>> start Data provided

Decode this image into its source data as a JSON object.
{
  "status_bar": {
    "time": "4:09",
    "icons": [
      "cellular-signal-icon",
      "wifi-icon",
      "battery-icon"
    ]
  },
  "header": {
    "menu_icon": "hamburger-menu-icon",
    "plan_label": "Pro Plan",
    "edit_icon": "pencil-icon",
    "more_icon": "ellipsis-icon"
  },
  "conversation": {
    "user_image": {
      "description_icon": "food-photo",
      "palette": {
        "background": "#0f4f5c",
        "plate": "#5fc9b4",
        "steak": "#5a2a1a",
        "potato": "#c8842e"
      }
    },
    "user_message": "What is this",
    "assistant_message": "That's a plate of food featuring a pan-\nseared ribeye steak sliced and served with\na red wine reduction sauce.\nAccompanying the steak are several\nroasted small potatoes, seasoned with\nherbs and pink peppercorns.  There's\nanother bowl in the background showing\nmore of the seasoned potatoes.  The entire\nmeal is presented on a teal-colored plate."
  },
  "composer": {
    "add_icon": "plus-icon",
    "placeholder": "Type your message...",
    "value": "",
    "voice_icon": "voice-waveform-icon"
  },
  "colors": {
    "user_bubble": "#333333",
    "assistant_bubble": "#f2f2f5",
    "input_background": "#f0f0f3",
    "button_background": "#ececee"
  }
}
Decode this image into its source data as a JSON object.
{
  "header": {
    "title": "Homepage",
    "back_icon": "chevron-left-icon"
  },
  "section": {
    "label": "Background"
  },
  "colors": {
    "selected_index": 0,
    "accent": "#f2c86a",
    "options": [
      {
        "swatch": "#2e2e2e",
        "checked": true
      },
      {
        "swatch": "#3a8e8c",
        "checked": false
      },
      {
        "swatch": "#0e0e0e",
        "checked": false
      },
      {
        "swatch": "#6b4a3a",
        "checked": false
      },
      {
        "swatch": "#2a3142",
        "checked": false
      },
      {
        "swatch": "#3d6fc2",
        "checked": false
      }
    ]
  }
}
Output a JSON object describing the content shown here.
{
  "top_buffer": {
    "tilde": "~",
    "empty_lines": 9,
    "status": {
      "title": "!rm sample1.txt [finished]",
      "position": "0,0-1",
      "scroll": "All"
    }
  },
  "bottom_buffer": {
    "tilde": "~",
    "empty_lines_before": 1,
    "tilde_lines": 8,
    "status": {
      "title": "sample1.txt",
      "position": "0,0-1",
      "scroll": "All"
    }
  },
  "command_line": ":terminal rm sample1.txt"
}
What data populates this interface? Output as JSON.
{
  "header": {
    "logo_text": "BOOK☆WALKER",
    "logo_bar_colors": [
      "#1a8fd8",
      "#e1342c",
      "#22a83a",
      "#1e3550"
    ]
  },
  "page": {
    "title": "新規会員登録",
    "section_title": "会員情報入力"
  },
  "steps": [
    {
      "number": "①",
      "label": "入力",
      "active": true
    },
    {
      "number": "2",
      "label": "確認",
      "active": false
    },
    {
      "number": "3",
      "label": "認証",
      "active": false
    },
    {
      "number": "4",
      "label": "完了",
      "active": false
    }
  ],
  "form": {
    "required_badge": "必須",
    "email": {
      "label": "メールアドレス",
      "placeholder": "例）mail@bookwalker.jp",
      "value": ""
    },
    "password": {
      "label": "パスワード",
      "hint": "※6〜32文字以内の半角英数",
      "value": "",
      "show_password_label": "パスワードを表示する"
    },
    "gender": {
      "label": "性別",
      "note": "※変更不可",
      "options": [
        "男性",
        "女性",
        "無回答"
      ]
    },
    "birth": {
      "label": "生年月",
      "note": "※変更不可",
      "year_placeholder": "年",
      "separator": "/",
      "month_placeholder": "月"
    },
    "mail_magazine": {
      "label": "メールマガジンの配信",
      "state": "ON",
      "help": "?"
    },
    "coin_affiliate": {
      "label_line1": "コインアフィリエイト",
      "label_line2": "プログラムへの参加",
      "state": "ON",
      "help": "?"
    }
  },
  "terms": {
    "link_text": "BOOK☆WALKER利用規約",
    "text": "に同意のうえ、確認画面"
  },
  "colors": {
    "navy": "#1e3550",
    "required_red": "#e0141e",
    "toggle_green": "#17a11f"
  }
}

>> end Data provided

**Goal**
Copy the data above exactly. Every line must be included.

**Output of the exercise**
Decode this image into its source data as a JSON object.
{
  "status_bar": {
    "time": "4:09",
    "icons": [
      "cellular-signal-icon",
      "wifi-icon",
      "battery-icon"
    ]
  },
  "header": {
    "menu_icon": "hamburger-menu-icon",
    "plan_label": "Pro Plan",
    "edit_icon": "pencil-icon",
    "more_icon": "ellipsis-icon"
  },
  "conversation": {
    "user_image": {
      "description_icon": "food-photo",
      "palette": {
        "background": "#0f4f5c",
        "plate": "#5fc9b4",
        "steak": "#5a2a1a",
        "potato": "#c8842e"
      }
    },
    "user_message": "What is this",
    "assistant_message": "That's a plate of food featuring a pan-\nseared ribeye steak sliced and served with\na red wine reduction sauce.\nAccompanying the steak are several\nroasted small potatoes, seasoned with\nherbs and pink peppercorns.  There's\nanother bowl in the background showing\nmore of the seasoned potatoes.  The entire\nmeal is presented on a teal-colored plate."
  },
  "composer": {
    "add_icon": "plus-icon",
    "placeholder": "Type your message...",
    "value": "",
    "voice_icon": "voice-waveform-icon"
  },
  "colors": {
    "user_bubble": "#333333",
    "assistant_bubble": "#f2f2f5",
    "input_background": "#f0f0f3",
    "button_background": "#ececee"
  }
}
Decode this image into its source data as a JSON object.
{
  "header": {
    "title": "Homepage",
    "back_icon": "chevron-left-icon"
  },
  "section": {
    "label": "Background"
  },
  "colors": {
    "selected_index": 0,
    "accent": "#f2c86a",
    "options": [
      {
        "swatch": "#2e2e2e",
        "checked": true
      },
      {
        "swatch": "#3a8e8c",
        "checked": false
      },
      {
        "swatch": "#0e0e0e",
        "checked": false
      },
      {
        "swatch": "#6b4a3a",
        "checked": false
      },
      {
        "swatch": "#2a3142",
        "checked": false
      },
      {
        "swatch": "#3d6fc2",
        "checked": false
      }
    ]
  }
}
Output a JSON object describing the content shown here.
{
  "top_buffer": {
    "tilde": "~",
    "empty_lines": 9,
    "status": {
      "title": "!rm sample1.txt [finished]",
      "position": "0,0-1",
      "scroll": "All"
    }
  },
  "bottom_buffer": {
    "tilde": "~",
    "empty_lines_before": 1,
    "tilde_lines": 8,
    "status": {
      "title": "sample1.txt",
      "position": "0,0-1",
      "scroll": "All"
    }
  },
  "command_line": ":terminal rm sample1.txt"
}
What data populates this interface? Output as JSON.
{
  "header": {
    "logo_text": "BOOK☆WALKER",
    "logo_bar_colors": [
      "#1a8fd8",
      "#e1342c",
      "#22a83a",
      "#1e3550"
    ]
  },
  "page": {
    "title": "新規会員登録",
    "section_title": "会員情報入力"
  },
  "steps": [
    {
      "number": "①",
      "label": "入力",
      "active": true
    },
    {
      "number": "2",
      "label": "確認",
      "active": false
    },
    {
      "number": "3",
      "label": "認証",
      "active": false
    },
    {
      "number": "4",
      "label": "完了",
      "active": false
    }
  ],
  "form": {
    "required_badge": "必須",
    "email": {
      "label": "メールアドレス",
      "placeholder": "例）mail@bookwalker.jp",
      "value": ""
    },
    "password": {
      "label": "パスワード",
      "hint": "※6〜32文字以内の半角英数",
      "value": "",
      "show_password_label": "パスワードを表示する"
    },
    "gender": {
      "label": "性別",
      "note": "※変更不可",
      "options": [
        "男性",
        "女性",
        "無回答"
      ]
    },
    "birth": {
      "label": "生年月",
      "note": "※変更不可",
      "year_placeholder": "年",
      "separator": "/",
      "month_placeholder": "月"
    },
    "mail_magazine": {
      "label": "メールマガジンの配信",
      "state": "ON",
      "help": "?"
    },
    "coin_affiliate": {
      "label_line1": "コインアフィリエイト",
      "label_line2": "プログラムへの参加",
      "state": "ON",
      "help": "?"
    }
  },
  "terms": {
    "link_text": "BOOK☆WALKER利用規約",
    "text": "に同意のうえ、確認画面"
  },
  "colors": {
    "navy": "#1e3550",
    "required_red": "#e0141e",
    "toggle_green": "#17a11f"
  }
}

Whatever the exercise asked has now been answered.